◆ Task to carry out: Select lines where the word "RAOB" appears.

= = = = = = =

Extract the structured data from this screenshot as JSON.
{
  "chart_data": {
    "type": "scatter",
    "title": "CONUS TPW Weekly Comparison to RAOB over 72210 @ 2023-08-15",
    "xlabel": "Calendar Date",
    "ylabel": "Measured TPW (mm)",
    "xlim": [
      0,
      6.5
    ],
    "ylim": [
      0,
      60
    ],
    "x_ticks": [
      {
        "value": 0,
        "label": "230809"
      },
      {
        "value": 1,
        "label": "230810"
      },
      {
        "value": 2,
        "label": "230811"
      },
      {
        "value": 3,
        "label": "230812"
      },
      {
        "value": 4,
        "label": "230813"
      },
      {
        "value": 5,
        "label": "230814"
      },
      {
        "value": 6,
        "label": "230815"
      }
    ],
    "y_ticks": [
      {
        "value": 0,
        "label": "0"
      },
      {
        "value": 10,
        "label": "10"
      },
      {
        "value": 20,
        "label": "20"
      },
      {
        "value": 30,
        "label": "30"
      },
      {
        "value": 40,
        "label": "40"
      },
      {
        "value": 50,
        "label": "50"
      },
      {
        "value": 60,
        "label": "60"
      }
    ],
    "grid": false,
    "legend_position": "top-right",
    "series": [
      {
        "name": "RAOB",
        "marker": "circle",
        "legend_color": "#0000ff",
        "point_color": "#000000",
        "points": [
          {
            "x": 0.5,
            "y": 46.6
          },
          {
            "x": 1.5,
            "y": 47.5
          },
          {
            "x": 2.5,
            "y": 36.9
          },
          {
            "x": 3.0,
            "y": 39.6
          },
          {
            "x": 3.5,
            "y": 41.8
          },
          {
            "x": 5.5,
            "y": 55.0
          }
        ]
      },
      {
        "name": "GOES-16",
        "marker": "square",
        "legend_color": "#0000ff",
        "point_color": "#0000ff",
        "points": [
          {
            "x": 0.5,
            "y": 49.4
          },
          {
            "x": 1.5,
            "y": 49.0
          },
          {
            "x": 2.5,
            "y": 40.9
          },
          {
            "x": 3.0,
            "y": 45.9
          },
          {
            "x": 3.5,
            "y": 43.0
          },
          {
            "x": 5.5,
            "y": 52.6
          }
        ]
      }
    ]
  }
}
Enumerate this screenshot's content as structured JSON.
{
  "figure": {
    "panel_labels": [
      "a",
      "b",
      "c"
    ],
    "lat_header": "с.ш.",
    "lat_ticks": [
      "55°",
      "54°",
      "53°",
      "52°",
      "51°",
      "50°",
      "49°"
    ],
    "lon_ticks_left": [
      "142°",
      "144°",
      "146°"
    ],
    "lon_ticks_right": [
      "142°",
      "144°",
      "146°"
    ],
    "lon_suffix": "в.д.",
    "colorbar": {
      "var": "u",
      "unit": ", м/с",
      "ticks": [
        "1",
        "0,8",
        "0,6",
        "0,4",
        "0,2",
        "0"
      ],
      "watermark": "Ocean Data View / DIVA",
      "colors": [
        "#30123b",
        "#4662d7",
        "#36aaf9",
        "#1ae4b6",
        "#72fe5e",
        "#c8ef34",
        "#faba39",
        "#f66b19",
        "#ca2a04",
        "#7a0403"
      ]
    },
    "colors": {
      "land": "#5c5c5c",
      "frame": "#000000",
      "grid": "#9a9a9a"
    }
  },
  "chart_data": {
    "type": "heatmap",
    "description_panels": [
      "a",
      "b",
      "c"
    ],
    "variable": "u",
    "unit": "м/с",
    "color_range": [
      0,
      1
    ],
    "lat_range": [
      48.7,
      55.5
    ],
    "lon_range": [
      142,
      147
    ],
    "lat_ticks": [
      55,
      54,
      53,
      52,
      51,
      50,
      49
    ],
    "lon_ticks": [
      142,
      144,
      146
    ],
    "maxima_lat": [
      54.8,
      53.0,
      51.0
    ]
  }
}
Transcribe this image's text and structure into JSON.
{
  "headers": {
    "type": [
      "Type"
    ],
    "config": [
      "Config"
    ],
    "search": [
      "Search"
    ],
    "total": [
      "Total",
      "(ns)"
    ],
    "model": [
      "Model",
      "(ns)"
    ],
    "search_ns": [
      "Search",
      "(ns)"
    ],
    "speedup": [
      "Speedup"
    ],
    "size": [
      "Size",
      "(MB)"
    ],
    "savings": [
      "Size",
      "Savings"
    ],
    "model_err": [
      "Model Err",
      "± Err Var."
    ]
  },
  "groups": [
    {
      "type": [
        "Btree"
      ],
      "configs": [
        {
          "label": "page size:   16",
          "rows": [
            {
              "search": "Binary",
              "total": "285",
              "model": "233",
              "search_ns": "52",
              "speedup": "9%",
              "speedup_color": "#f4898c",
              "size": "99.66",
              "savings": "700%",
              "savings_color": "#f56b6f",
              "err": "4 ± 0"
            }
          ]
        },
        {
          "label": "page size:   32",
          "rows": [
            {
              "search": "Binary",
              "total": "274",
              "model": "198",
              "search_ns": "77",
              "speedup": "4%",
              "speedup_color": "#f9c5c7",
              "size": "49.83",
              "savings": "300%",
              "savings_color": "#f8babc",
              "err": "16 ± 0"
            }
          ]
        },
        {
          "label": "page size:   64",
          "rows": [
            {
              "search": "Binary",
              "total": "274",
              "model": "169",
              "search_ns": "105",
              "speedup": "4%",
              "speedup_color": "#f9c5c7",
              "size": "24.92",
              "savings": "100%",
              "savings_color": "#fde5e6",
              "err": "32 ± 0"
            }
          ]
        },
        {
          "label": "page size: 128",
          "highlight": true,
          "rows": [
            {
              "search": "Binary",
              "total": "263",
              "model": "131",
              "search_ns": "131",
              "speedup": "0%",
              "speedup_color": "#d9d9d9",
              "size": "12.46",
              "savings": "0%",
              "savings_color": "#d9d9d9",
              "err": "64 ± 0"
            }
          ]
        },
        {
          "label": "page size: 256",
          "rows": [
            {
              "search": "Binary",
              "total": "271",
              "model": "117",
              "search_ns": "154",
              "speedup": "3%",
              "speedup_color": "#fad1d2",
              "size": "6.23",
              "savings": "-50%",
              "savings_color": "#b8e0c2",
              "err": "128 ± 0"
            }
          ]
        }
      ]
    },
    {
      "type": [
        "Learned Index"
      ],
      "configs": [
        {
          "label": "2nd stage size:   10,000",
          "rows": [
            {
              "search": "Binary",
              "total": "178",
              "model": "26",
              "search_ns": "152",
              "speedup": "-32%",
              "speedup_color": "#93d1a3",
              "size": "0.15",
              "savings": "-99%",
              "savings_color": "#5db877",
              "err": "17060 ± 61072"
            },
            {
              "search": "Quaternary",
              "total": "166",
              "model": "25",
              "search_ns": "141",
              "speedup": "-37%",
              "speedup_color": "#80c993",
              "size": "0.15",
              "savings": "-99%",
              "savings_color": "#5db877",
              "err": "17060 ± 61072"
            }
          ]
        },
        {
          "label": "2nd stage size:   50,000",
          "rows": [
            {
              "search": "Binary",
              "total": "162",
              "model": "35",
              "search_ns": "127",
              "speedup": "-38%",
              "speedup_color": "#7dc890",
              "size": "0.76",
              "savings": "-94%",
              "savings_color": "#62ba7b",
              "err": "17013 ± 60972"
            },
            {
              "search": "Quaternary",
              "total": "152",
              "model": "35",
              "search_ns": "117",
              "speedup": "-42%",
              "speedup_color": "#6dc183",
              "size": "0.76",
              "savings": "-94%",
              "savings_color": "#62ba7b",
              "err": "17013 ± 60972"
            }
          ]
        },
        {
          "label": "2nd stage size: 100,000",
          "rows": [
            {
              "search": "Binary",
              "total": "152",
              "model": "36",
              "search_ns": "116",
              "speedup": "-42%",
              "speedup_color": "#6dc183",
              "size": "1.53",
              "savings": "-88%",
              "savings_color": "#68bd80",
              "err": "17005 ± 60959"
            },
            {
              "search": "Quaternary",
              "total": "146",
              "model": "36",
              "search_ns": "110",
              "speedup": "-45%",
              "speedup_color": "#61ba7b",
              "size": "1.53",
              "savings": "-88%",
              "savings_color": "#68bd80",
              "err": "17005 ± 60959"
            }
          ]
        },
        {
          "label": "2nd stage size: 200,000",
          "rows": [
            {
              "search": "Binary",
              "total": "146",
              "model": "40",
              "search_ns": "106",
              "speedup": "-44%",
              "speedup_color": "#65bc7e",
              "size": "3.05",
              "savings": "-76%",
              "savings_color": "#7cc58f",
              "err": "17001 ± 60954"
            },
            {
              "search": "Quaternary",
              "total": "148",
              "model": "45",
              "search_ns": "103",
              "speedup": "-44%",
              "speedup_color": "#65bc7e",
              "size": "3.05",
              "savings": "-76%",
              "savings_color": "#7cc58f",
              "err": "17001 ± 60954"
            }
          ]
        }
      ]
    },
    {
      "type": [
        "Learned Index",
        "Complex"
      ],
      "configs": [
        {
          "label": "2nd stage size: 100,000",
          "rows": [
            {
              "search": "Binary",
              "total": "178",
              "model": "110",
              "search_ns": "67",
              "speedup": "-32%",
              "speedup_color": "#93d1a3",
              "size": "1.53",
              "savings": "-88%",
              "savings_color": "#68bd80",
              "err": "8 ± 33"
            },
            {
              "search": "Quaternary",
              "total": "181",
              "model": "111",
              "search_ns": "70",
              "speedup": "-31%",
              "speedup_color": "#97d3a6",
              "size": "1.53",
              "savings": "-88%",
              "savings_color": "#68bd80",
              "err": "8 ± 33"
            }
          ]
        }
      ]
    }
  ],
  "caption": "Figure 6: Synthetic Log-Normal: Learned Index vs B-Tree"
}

= = = = = = =

◆ Response:
    "title": "CONUS TPW Weekly Comparison to RAOB over 72210 @ 2023-08-15",
        "name": "RAOB",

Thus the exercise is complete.